Below are the records. Count the lines containing the string "command", and reply with the number alone.

Dataset excerpts:
☆ ☆ ☆ ☆ ☆

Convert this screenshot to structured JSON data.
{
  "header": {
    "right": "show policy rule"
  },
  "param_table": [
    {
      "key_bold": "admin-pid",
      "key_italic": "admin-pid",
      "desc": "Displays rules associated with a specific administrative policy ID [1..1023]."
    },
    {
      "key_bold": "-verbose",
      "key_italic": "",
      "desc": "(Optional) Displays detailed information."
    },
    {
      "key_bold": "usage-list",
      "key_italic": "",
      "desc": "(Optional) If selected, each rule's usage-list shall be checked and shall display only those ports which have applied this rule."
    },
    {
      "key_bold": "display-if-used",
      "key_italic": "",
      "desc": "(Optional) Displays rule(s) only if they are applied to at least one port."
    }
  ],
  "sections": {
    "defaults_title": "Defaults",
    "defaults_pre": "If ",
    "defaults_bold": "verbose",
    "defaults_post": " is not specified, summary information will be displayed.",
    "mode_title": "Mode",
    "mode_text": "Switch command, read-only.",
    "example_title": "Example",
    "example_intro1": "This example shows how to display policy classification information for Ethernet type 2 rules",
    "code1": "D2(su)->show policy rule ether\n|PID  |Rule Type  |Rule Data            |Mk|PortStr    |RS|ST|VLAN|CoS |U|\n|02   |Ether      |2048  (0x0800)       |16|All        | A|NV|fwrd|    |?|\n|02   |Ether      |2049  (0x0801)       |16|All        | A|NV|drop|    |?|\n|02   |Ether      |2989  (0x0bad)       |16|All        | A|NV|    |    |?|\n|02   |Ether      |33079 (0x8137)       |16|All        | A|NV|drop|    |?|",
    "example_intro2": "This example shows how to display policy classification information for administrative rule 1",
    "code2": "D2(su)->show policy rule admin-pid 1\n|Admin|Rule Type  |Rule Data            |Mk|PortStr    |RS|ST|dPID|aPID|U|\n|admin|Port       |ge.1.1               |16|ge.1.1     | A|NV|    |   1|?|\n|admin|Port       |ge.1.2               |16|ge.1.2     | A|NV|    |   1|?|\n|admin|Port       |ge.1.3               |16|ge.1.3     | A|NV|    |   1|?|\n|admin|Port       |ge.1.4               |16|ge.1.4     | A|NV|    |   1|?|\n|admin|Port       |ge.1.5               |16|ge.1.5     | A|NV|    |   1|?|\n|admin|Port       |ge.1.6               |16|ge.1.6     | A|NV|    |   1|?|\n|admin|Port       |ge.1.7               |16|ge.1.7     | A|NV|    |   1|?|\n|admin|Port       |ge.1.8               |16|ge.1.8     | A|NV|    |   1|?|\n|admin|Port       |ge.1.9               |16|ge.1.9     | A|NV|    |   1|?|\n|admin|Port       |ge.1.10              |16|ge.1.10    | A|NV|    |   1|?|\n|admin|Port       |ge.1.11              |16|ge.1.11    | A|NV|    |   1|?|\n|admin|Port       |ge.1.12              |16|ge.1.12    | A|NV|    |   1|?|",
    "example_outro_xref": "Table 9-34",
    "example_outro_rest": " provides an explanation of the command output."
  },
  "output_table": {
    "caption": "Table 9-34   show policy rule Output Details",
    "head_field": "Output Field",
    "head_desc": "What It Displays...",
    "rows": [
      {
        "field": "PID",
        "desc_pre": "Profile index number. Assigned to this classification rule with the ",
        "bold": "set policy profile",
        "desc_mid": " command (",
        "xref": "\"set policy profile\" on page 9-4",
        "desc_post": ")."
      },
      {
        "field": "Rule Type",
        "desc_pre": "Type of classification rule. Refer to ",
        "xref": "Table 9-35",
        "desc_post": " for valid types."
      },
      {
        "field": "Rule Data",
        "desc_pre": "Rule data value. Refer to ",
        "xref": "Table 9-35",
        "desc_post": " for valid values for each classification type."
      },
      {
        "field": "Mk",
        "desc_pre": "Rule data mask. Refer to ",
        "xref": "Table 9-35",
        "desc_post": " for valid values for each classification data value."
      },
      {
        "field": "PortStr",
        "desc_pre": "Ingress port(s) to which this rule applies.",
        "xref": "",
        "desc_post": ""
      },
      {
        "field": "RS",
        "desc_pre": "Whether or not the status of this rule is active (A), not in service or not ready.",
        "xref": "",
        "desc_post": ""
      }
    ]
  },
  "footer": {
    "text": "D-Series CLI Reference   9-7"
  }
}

☆ ☆ ☆ ☆ ☆

• _Solution below_:
3